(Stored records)
===============
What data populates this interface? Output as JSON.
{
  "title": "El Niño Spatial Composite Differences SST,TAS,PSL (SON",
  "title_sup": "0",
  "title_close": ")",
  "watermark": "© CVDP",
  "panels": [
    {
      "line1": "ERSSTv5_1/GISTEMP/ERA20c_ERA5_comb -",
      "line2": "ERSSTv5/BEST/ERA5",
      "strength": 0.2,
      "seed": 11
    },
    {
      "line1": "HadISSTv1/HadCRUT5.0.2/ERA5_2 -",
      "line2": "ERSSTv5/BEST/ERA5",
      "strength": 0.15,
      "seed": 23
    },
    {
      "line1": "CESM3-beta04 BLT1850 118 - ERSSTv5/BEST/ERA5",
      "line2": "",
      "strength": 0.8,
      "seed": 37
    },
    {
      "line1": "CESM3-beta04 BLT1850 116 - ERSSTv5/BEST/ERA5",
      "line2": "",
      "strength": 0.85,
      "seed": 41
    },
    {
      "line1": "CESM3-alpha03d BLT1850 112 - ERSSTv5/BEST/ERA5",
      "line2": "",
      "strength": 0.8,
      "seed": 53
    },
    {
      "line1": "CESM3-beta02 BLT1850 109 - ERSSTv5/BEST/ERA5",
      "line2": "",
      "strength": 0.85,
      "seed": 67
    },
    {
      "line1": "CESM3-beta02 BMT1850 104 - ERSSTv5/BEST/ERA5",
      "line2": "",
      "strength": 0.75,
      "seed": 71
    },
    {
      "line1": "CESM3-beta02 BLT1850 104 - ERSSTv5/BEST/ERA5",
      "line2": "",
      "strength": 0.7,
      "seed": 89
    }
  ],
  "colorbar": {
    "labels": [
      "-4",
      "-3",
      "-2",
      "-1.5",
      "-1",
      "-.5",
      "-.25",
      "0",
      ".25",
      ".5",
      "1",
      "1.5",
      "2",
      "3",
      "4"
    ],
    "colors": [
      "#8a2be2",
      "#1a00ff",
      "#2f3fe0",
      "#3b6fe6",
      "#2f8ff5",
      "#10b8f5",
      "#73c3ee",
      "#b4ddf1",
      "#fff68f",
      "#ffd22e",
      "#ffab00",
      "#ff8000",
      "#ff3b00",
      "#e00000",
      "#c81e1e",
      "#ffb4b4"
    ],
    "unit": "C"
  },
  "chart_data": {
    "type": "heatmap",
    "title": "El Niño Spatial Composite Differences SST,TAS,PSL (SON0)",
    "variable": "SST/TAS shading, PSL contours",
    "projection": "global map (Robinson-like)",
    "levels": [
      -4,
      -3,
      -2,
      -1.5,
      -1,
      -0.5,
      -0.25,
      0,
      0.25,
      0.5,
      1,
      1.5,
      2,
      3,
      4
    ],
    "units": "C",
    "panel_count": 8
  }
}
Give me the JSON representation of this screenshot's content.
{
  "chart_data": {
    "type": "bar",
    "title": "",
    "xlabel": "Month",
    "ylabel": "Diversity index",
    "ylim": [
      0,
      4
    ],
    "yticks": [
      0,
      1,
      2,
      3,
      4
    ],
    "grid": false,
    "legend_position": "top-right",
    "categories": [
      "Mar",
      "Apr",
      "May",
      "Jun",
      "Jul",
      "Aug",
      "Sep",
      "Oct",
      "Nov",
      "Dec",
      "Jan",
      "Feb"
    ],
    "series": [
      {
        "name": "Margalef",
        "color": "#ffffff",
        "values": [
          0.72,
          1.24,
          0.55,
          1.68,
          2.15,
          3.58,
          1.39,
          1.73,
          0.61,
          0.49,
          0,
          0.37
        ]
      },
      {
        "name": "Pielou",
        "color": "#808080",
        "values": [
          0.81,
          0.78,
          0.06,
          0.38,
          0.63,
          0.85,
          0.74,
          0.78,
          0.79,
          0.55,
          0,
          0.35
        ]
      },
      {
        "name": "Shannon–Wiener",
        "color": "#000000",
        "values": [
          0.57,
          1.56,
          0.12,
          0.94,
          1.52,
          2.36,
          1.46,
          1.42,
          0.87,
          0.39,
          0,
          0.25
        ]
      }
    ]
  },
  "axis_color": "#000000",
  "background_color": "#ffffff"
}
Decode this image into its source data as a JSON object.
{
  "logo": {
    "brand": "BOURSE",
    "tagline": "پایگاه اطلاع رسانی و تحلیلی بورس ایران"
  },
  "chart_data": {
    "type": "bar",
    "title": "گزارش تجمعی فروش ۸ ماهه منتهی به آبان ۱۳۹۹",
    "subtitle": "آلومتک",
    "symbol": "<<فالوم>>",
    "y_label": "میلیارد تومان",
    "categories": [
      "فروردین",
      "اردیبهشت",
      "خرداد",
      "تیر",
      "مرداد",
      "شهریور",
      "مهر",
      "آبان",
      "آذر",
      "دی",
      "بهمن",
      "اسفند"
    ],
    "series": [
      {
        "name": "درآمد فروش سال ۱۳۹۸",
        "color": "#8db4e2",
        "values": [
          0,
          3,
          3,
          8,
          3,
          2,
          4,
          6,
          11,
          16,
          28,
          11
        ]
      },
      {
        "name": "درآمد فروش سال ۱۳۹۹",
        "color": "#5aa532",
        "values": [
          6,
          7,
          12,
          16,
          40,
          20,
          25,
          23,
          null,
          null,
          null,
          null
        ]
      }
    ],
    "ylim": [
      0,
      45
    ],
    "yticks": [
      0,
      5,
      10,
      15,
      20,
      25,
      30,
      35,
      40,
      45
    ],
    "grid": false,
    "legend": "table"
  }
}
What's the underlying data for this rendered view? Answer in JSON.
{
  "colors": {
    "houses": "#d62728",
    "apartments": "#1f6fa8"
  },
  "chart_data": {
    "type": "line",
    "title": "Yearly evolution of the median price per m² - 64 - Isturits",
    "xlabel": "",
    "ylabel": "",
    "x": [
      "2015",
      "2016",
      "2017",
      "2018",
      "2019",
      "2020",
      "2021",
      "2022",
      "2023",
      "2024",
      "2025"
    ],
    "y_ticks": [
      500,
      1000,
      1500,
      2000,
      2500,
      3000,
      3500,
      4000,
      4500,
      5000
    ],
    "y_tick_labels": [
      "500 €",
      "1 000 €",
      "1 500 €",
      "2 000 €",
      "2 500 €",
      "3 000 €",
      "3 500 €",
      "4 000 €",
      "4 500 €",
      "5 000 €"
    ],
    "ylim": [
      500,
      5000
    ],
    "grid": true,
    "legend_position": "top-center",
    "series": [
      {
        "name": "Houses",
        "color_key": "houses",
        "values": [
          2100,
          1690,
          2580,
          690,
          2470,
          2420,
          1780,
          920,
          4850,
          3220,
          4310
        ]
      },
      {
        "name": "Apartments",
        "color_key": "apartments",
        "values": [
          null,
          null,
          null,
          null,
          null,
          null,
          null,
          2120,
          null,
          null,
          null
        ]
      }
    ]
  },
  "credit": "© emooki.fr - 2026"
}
===============
■ **SHORT EXERCISE**: Output the listing above without altering a single character.

■ **PROBLEM SOLUTION**:
What data populates this interface? Output as JSON.
{
  "title": "El Niño Spatial Composite Differences SST,TAS,PSL (SON",
  "title_sup": "0",
  "title_close": ")",
  "watermark": "© CVDP",
  "panels": [
    {
      "line1": "ERSSTv5_1/GISTEMP/ERA20c_ERA5_comb -",
      "line2": "ERSSTv5/BEST/ERA5",
      "strength": 0.2,
      "seed": 11
    },
    {
      "line1": "HadISSTv1/HadCRUT5.0.2/ERA5_2 -",
      "line2": "ERSSTv5/BEST/ERA5",
      "strength": 0.15,
      "seed": 23
    },
    {
      "line1": "CESM3-beta04 BLT1850 118 - ERSSTv5/BEST/ERA5",
      "line2": "",
      "strength": 0.8,
      "seed": 37
    },
    {
      "line1": "CESM3-beta04 BLT1850 116 - ERSSTv5/BEST/ERA5",
      "line2": "",
      "strength": 0.85,
      "seed": 41
    },
    {
      "line1": "CESM3-alpha03d BLT1850 112 - ERSSTv5/BEST/ERA5",
      "line2": "",
      "strength": 0.8,
      "seed": 53
    },
    {
      "line1": "CESM3-beta02 BLT1850 109 - ERSSTv5/BEST/ERA5",
      "line2": "",
      "strength": 0.85,
      "seed": 67
    },
    {
      "line1": "CESM3-beta02 BMT1850 104 - ERSSTv5/BEST/ERA5",
      "line2": "",
      "strength": 0.75,
      "seed": 71
    },
    {
      "line1": "CESM3-beta02 BLT1850 104 - ERSSTv5/BEST/ERA5",
      "line2": "",
      "strength": 0.7,
      "seed": 89
    }
  ],
  "colorbar": {
    "labels": [
      "-4",
      "-3",
      "-2",
      "-1.5",
      "-1",
      "-.5",
      "-.25",
      "0",
      ".25",
      ".5",
      "1",
      "1.5",
      "2",
      "3",
      "4"
    ],
    "colors": [
      "#8a2be2",
      "#1a00ff",
      "#2f3fe0",
      "#3b6fe6",
      "#2f8ff5",
      "#10b8f5",
      "#73c3ee",
      "#b4ddf1",
      "#fff68f",
      "#ffd22e",
      "#ffab00",
      "#ff8000",
      "#ff3b00",
      "#e00000",
      "#c81e1e",
      "#ffb4b4"
    ],
    "unit": "C"
  },
  "chart_data": {
    "type": "heatmap",
    "title": "El Niño Spatial Composite Differences SST,TAS,PSL (SON0)",
    "variable": "SST/TAS shading, PSL contours",
    "projection": "global map (Robinson-like)",
    "levels": [
      -4,
      -3,
      -2,
      -1.5,
      -1,
      -0.5,
      -0.25,
      0,
      0.25,
      0.5,
      1,
      1.5,
      2,
      3,
      4
    ],
    "units": "C",
    "panel_count": 8
  }
}
Give me the JSON representation of this screenshot's content.
{
  "chart_data": {
    "type": "bar",
    "title": "",
    "xlabel": "Month",
    "ylabel": "Diversity index",
    "ylim": [
      0,
      4
    ],
    "yticks": [
      0,
      1,
      2,
      3,
      4
    ],
    "grid": false,
    "legend_position": "top-right",
    "categories": [
      "Mar",
      "Apr",
      "May",
      "Jun",
      "Jul",
      "Aug",
      "Sep",
      "Oct",
      "Nov",
      "Dec",
      "Jan",
      "Feb"
    ],
    "series": [
      {
        "name": "Margalef",
        "color": "#ffffff",
        "values": [
          0.72,
          1.24,
          0.55,
          1.68,
          2.15,
          3.58,
          1.39,
          1.73,
          0.61,
          0.49,
          0,
          0.37
        ]
      },
      {
        "name": "Pielou",
        "color": "#808080",
        "values": [
          0.81,
          0.78,
          0.06,
          0.38,
          0.63,
          0.85,
          0.74,
          0.78,
          0.79,
          0.55,
          0,
          0.35
        ]
      },
      {
        "name": "Shannon–Wiener",
        "color": "#000000",
        "values": [
          0.57,
          1.56,
          0.12,
          0.94,
          1.52,
          2.36,
          1.46,
          1.42,
          0.87,
          0.39,
          0,
          0.25
        ]
      }
    ]
  },
  "axis_color": "#000000",
  "background_color": "#ffffff"
}
Decode this image into its source data as a JSON object.
{
  "logo": {
    "brand": "BOURSE",
    "tagline": "پایگاه اطلاع رسانی و تحلیلی بورس ایران"
  },
  "chart_data": {
    "type": "bar",
    "title": "گزارش تجمعی فروش ۸ ماهه منتهی به آبان ۱۳۹۹",
    "subtitle": "آلومتک",
    "symbol": "<<فالوم>>",
    "y_label": "میلیارد تومان",
    "categories": [
      "فروردین",
      "اردیبهشت",
      "خرداد",
      "تیر",
      "مرداد",
      "شهریور",
      "مهر",
      "آبان",
      "آذر",
      "دی",
      "بهمن",
      "اسفند"
    ],
    "series": [
      {
        "name": "درآمد فروش سال ۱۳۹۸",
        "color": "#8db4e2",
        "values": [
          0,
          3,
          3,
          8,
          3,
          2,
          4,
          6,
          11,
          16,
          28,
          11
        ]
      },
      {
        "name": "درآمد فروش سال ۱۳۹۹",
        "color": "#5aa532",
        "values": [
          6,
          7,
          12,
          16,
          40,
          20,
          25,
          23,
          null,
          null,
          null,
          null
        ]
      }
    ],
    "ylim": [
      0,
      45
    ],
    "yticks": [
      0,
      5,
      10,
      15,
      20,
      25,
      30,
      35,
      40,
      45
    ],
    "grid": false,
    "legend": "table"
  }
}
What's the underlying data for this rendered view? Answer in JSON.
{
  "colors": {
    "houses": "#d62728",
    "apartments": "#1f6fa8"
  },
  "chart_data": {
    "type": "line",
    "title": "Yearly evolution of the median price per m² - 64 - Isturits",
    "xlabel": "",
    "ylabel": "",
    "x": [
      "2015",
      "2016",
      "2017",
      "2018",
      "2019",
      "2020",
      "2021",
      "2022",
      "2023",
      "2024",
      "2025"
    ],
    "y_ticks": [
      500,
      1000,
      1500,
      2000,
      2500,
      3000,
      3500,
      4000,
      4500,
      5000
    ],
    "y_tick_labels": [
      "500 €",
      "1 000 €",
      "1 500 €",
      "2 000 €",
      "2 500 €",
      "3 000 €",
      "3 500 €",
      "4 000 €",
      "4 500 €",
      "5 000 €"
    ],
    "ylim": [
      500,
      5000
    ],
    "grid": true,
    "legend_position": "top-center",
    "series": [
      {
        "name": "Houses",
        "color_key": "houses",
        "values": [
          2100,
          1690,
          2580,
          690,
          2470,
          2420,
          1780,
          920,
          4850,
          3220,
          4310
        ]
      },
      {
        "name": "Apartments",
        "color_key": "apartments",
        "values": [
          null,
          null,
          null,
          null,
          null,
          null,
          null,
          2120,
          null,
          null,
          null
        ]
      }
    ]
  },
  "credit": "© emooki.fr - 2026"
}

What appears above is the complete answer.